** BEGIN Data to use **

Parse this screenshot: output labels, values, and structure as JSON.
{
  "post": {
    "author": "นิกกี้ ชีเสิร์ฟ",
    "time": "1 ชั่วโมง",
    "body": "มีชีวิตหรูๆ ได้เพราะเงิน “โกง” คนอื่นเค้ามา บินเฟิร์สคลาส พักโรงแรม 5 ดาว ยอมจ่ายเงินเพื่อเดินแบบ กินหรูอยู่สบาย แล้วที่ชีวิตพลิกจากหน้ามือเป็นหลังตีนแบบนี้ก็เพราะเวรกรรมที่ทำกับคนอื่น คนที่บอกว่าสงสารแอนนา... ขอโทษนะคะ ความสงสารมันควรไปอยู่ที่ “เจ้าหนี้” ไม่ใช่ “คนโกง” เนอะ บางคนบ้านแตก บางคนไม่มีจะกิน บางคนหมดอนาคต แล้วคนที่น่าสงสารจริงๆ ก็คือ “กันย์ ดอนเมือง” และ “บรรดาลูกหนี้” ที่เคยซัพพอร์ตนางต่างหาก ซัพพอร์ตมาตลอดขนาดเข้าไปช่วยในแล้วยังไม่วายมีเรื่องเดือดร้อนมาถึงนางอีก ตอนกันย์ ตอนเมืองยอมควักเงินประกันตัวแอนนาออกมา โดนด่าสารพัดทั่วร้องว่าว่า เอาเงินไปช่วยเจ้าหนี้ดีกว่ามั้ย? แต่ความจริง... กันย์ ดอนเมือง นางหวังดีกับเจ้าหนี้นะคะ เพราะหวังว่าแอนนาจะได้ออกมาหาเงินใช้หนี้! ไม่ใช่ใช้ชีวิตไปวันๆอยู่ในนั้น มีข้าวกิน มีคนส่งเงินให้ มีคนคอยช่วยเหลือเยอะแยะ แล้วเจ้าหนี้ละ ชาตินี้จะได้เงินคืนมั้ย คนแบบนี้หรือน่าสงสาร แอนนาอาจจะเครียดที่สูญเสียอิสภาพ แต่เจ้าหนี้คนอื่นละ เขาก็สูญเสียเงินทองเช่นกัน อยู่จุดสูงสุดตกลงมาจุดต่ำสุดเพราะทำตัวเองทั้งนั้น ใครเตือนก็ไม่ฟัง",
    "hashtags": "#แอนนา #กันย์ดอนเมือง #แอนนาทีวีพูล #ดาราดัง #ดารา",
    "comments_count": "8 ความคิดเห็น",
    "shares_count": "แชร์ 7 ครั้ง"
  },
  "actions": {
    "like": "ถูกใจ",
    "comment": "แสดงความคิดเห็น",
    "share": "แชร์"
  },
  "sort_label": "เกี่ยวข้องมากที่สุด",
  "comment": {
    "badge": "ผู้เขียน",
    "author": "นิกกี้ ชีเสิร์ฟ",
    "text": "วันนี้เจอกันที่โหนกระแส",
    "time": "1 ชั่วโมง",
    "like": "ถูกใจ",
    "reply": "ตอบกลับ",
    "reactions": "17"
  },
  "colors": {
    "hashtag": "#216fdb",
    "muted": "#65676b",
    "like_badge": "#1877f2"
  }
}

** END Data to use **

Reproduce the material verbatim, line by line.

Parse this screenshot: output labels, values, and structure as JSON.
{
  "post": {
    "author": "นิกกี้ ชีเสิร์ฟ",
    "time": "1 ชั่วโมง",
    "body": "มีชีวิตหรูๆ ได้เพราะเงิน “โกง” คนอื่นเค้ามา บินเฟิร์สคลาส พักโรงแรม 5 ดาว ยอมจ่ายเงินเพื่อเดินแบบ กินหรูอยู่สบาย แล้วที่ชีวิตพลิกจากหน้ามือเป็นหลังตีนแบบนี้ก็เพราะเวรกรรมที่ทำกับคนอื่น คนที่บอกว่าสงสารแอนนา... ขอโทษนะคะ ความสงสารมันควรไปอยู่ที่ “เจ้าหนี้” ไม่ใช่ “คนโกง” เนอะ บางคนบ้านแตก บางคนไม่มีจะกิน บางคนหมดอนาคต แล้วคนที่น่าสงสารจริงๆ ก็คือ “กันย์ ดอนเมือง” และ “บรรดาลูกหนี้” ที่เคยซัพพอร์ตนางต่างหาก ซัพพอร์ตมาตลอดขนาดเข้าไปช่วยในแล้วยังไม่วายมีเรื่องเดือดร้อนมาถึงนางอีก ตอนกันย์ ตอนเมืองยอมควักเงินประกันตัวแอนนาออกมา โดนด่าสารพัดทั่วร้องว่าว่า เอาเงินไปช่วยเจ้าหนี้ดีกว่ามั้ย? แต่ความจริง... กันย์ ดอนเมือง นางหวังดีกับเจ้าหนี้นะคะ เพราะหวังว่าแอนนาจะได้ออกมาหาเงินใช้หนี้! ไม่ใช่ใช้ชีวิตไปวันๆอยู่ในนั้น มีข้าวกิน มีคนส่งเงินให้ มีคนคอยช่วยเหลือเยอะแยะ แล้วเจ้าหนี้ละ ชาตินี้จะได้เงินคืนมั้ย คนแบบนี้หรือน่าสงสาร แอนนาอาจจะเครียดที่สูญเสียอิสภาพ แต่เจ้าหนี้คนอื่นละ เขาก็สูญเสียเงินทองเช่นกัน อยู่จุดสูงสุดตกลงมาจุดต่ำสุดเพราะทำตัวเองทั้งนั้น ใครเตือนก็ไม่ฟัง",
    "hashtags": "#แอนนา #กันย์ดอนเมือง #แอนนาทีวีพูล #ดาราดัง #ดารา",
    "comments_count": "8 ความคิดเห็น",
    "shares_count": "แชร์ 7 ครั้ง"
  },
  "actions": {
    "like": "ถูกใจ",
    "comment": "แสดงความคิดเห็น",
    "share": "แชร์"
  },
  "sort_label": "เกี่ยวข้องมากที่สุด",
  "comment": {
    "badge": "ผู้เขียน",
    "author": "นิกกี้ ชีเสิร์ฟ",
    "text": "วันนี้เจอกันที่โหนกระแส",
    "time": "1 ชั่วโมง",
    "like": "ถูกใจ",
    "reply": "ตอบกลับ",
    "reactions": "17"
  },
  "colors": {
    "hashtag": "#216fdb",
    "muted": "#65676b",
    "like_badge": "#1877f2"
  }
}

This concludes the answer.